-- START Given information --

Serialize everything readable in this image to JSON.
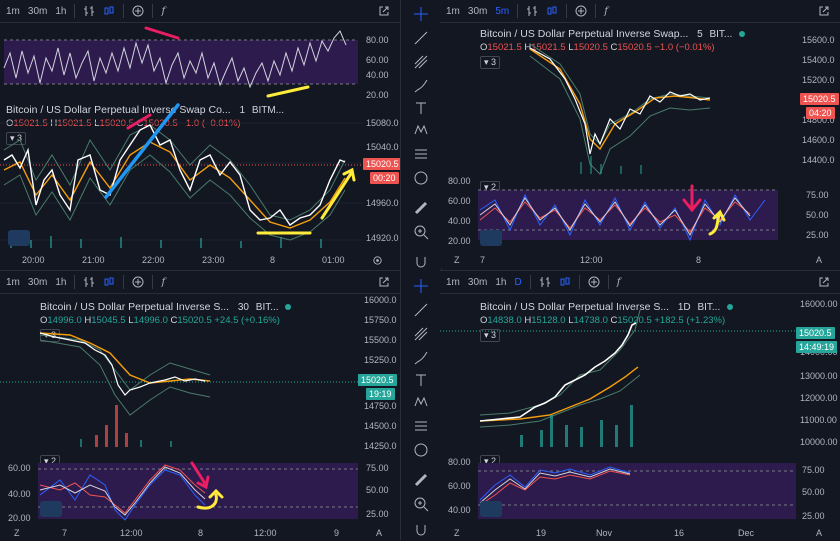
{
  "toolbar": {
    "tl": {
      "int1": "1m",
      "int2": "30m",
      "int3": "1h"
    },
    "tr": {
      "int1": "1m",
      "int2": "30m",
      "int3": "5m"
    },
    "bl": {
      "int1": "1m",
      "int2": "30m",
      "int3": "1h"
    },
    "br": {
      "int1": "1m",
      "int2": "30m",
      "int3": "1h",
      "int4": "D"
    },
    "fx": "f"
  },
  "panes": {
    "tl": {
      "title": "Bitcoin / US Dollar Perpetual Inverse Swap Co...",
      "interval": "1",
      "exchange": "BITM...",
      "ohlc": {
        "o": "15021.5",
        "h": "15021.5",
        "l": "15020.5",
        "c": "15020.5",
        "chg": "−1.0 (−0.01%)"
      },
      "count": "3",
      "price_label": "15020.5",
      "countdown": "00:20",
      "price_ticks": [
        "15080.0",
        "15040.0",
        "15000.0",
        "14960.0",
        "14920.0"
      ],
      "rsi_ticks": [
        "80.00",
        "60.00",
        "40.00",
        "20.00"
      ],
      "time_ticks": [
        "20:00",
        "21:00",
        "22:00",
        "23:00",
        "8",
        "01:00"
      ]
    },
    "tr": {
      "title": "Bitcoin / US Dollar Perpetual Inverse Swap...",
      "interval": "5",
      "exchange": "BIT...",
      "ohlc": {
        "o": "15021.5",
        "h": "15021.5",
        "l": "15020.5",
        "c": "15020.5",
        "chg": "−1.0 (−0.01%)"
      },
      "count": "3",
      "rsi_count": "2",
      "price_label": "15020.5",
      "countdown": "04:20",
      "price_ticks": [
        "15600.0",
        "15400.0",
        "15200.0",
        "15000.0",
        "14800.0",
        "14600.0",
        "14400.0"
      ],
      "rsi_right_ticks": [
        "75.00",
        "50.00",
        "25.00"
      ],
      "rsi_left_ticks": [
        "80.00",
        "60.00",
        "40.00",
        "20.00"
      ],
      "time_ticks": [
        "Z",
        "7",
        "12:00",
        "8",
        "A"
      ]
    },
    "bl": {
      "title": "Bitcoin / US Dollar Perpetual Inverse S...",
      "interval": "30",
      "exchange": "BIT...",
      "ohlc": {
        "o": "14996.0",
        "h": "15045.5",
        "l": "14996.0",
        "c": "15020.5",
        "chg": "+24.5 (+0.16%)"
      },
      "count": "3",
      "rsi_count": "2",
      "price_label": "15020.5",
      "countdown": "19:19",
      "price_ticks": [
        "16000.0",
        "15750.0",
        "15500.0",
        "15250.0",
        "14750.0",
        "14500.0",
        "14250.0"
      ],
      "rsi_right_ticks": [
        "75.00",
        "50.00",
        "25.00"
      ],
      "rsi_left_ticks": [
        "60.00",
        "40.00",
        "20.00"
      ],
      "time_ticks": [
        "Z",
        "7",
        "12:00",
        "8",
        "12:00",
        "9",
        "A"
      ]
    },
    "br": {
      "title": "Bitcoin / US Dollar Perpetual Inverse S...",
      "interval": "1D",
      "exchange": "BIT...",
      "ohlc": {
        "o": "14838.0",
        "h": "15128.0",
        "l": "14738.0",
        "c": "15020.5",
        "chg": "+182.5 (+1.23%)"
      },
      "count": "3",
      "rsi_count": "2",
      "price_label": "15020.5",
      "countdown": "14:49:19",
      "price_ticks": [
        "16000.00",
        "14000.00",
        "13000.00",
        "12000.00",
        "11000.00",
        "10000.00"
      ],
      "rsi_right_ticks": [
        "75.00",
        "50.00",
        "25.00"
      ],
      "rsi_left_ticks": [
        "80.00",
        "60.00",
        "40.00"
      ],
      "time_ticks": [
        "Z",
        "19",
        "Nov",
        "16",
        "Dec",
        "A"
      ]
    }
  },
  "colors": {
    "bg": "#131722",
    "rsi_fill": "#2d1b4e",
    "up": "#26a69a",
    "down": "#ef5350",
    "blue": "#2962ff"
  }
}
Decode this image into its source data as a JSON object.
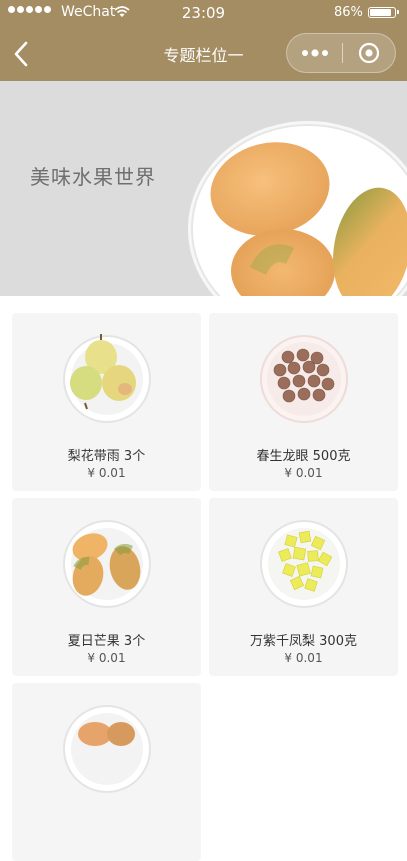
{
  "status_bar": {
    "carrier": "WeChat",
    "time": "23:09",
    "battery": "86%"
  },
  "nav": {
    "title": "专题栏位一"
  },
  "banner": {
    "text": "美味水果世界"
  },
  "products": [
    {
      "name": "梨花带雨 3个",
      "price": "¥ 0.01",
      "icon": "pear-plate"
    },
    {
      "name": "春生龙眼 500克",
      "price": "¥ 0.01",
      "icon": "longan-plate"
    },
    {
      "name": "夏日芒果 3个",
      "price": "¥ 0.01",
      "icon": "mango-plate"
    },
    {
      "name": "万紫千凤梨 300克",
      "price": "¥ 0.01",
      "icon": "pineapple-plate"
    },
    {
      "name": "",
      "price": "",
      "icon": "mango-plate"
    }
  ],
  "colors": {
    "nav_bg": "#a48d63",
    "banner_bg": "#dcdcdd",
    "card_bg": "#f5f5f5"
  }
}
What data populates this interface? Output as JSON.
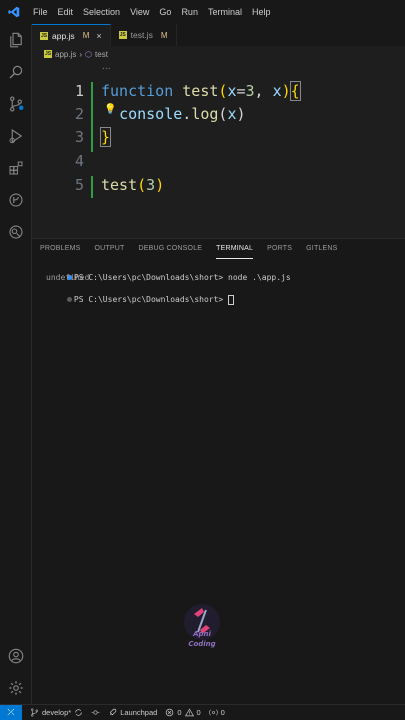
{
  "menu": [
    "File",
    "Edit",
    "Selection",
    "View",
    "Go",
    "Run",
    "Terminal",
    "Help"
  ],
  "tabs": [
    {
      "name": "app.js",
      "modified": "M",
      "close": "×"
    },
    {
      "name": "test.js",
      "modified": "M"
    }
  ],
  "breadcrumb": {
    "file": "app.js",
    "sep": "›",
    "symbol": "test"
  },
  "overflow_dots": "...",
  "editor": {
    "line_numbers": [
      "1",
      "2",
      "3",
      "4",
      "5"
    ]
  },
  "panel": {
    "tabs": [
      "PROBLEMS",
      "OUTPUT",
      "DEBUG CONSOLE",
      "TERMINAL",
      "PORTS",
      "GITLENS"
    ],
    "terminal": {
      "line1_prompt": "PS C:\\Users\\pc\\Downloads\\short>",
      "line1_cmd": "node .\\app.js",
      "line2": "undefined",
      "line3_prompt": "PS C:\\Users\\pc\\Downloads\\short>"
    }
  },
  "watermark": {
    "line1": "Apni",
    "line2": "Coding"
  },
  "statusbar": {
    "branch": "develop*",
    "launchpad": "Launchpad",
    "errors": "0",
    "warnings": "0",
    "ports": "0"
  },
  "colors": {
    "accent": "#0078d4",
    "js_badge": "#cbcb41",
    "modified": "#e2c08d"
  }
}
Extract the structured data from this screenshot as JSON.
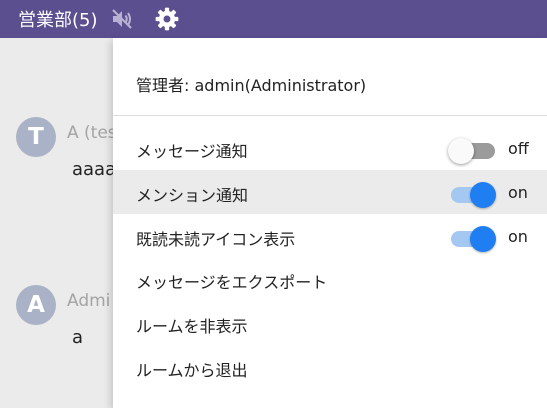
{
  "topbar": {
    "room_name": "営業部(5)",
    "icons": [
      "mute-icon",
      "gear-icon"
    ],
    "background": "#5b4f8f"
  },
  "messages": [
    {
      "avatar_letter": "T",
      "sender": "A (tes",
      "text": "aaaa"
    },
    {
      "avatar_letter": "A",
      "sender": "Admi",
      "text": "a"
    }
  ],
  "menu": {
    "admin_label": "管理者: admin(Administrator)",
    "items": [
      {
        "label": "メッセージ通知",
        "toggle": "off",
        "state_label": "off"
      },
      {
        "label": "メンション通知",
        "toggle": "on",
        "state_label": "on",
        "highlighted": true
      },
      {
        "label": "既読未読アイコン表示",
        "toggle": "on",
        "state_label": "on"
      },
      {
        "label": "メッセージをエクスポート"
      },
      {
        "label": "ルームを非表示"
      },
      {
        "label": "ルームから退出"
      }
    ]
  },
  "colors": {
    "accent": "#1e7ef2",
    "toggle_on_track": "#a4c8f2",
    "toggle_off_track": "#9b9b9b",
    "avatar": "#a9b2c6"
  }
}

-- END Given information --

■ **Exercise aim**: Of the lines above, how many include the word "Dollar"? Reply with the number only.

■ **The solution**: 4